→ Problem to solve
Copy every line of the following data that includes the string "screenshot".

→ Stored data
::::::::

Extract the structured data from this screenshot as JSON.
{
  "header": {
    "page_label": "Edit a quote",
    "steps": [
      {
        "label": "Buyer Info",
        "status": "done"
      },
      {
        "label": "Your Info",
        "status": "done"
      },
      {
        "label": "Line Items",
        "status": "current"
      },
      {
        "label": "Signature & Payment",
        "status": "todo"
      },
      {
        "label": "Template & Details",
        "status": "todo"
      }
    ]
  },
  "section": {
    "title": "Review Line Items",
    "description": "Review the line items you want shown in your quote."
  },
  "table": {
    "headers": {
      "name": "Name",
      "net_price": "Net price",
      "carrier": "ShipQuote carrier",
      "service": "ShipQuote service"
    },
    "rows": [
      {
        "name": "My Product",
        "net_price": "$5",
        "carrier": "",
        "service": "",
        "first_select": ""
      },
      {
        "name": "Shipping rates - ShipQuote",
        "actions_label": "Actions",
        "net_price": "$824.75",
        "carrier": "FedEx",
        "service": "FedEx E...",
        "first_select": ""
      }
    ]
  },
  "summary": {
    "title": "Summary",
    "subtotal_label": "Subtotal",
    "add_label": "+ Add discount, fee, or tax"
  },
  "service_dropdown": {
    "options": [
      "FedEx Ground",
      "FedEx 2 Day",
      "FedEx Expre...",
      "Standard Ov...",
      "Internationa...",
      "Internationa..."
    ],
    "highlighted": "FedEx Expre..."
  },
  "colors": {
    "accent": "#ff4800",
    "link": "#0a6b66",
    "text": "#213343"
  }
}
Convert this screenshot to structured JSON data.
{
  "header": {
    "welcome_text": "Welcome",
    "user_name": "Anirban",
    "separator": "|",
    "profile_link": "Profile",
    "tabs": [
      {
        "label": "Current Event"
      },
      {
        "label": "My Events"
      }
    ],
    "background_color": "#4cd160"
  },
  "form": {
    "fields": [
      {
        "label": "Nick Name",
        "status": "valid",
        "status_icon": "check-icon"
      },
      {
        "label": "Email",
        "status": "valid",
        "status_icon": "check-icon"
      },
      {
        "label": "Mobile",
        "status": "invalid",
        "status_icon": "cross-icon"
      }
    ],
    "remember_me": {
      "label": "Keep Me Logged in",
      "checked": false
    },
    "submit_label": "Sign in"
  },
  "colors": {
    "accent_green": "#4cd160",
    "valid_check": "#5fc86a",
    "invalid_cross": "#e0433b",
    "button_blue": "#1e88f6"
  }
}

::::::::

→ Solved exercise
Extract the structured data from this screenshot as JSON.
Convert this screenshot to structured JSON data.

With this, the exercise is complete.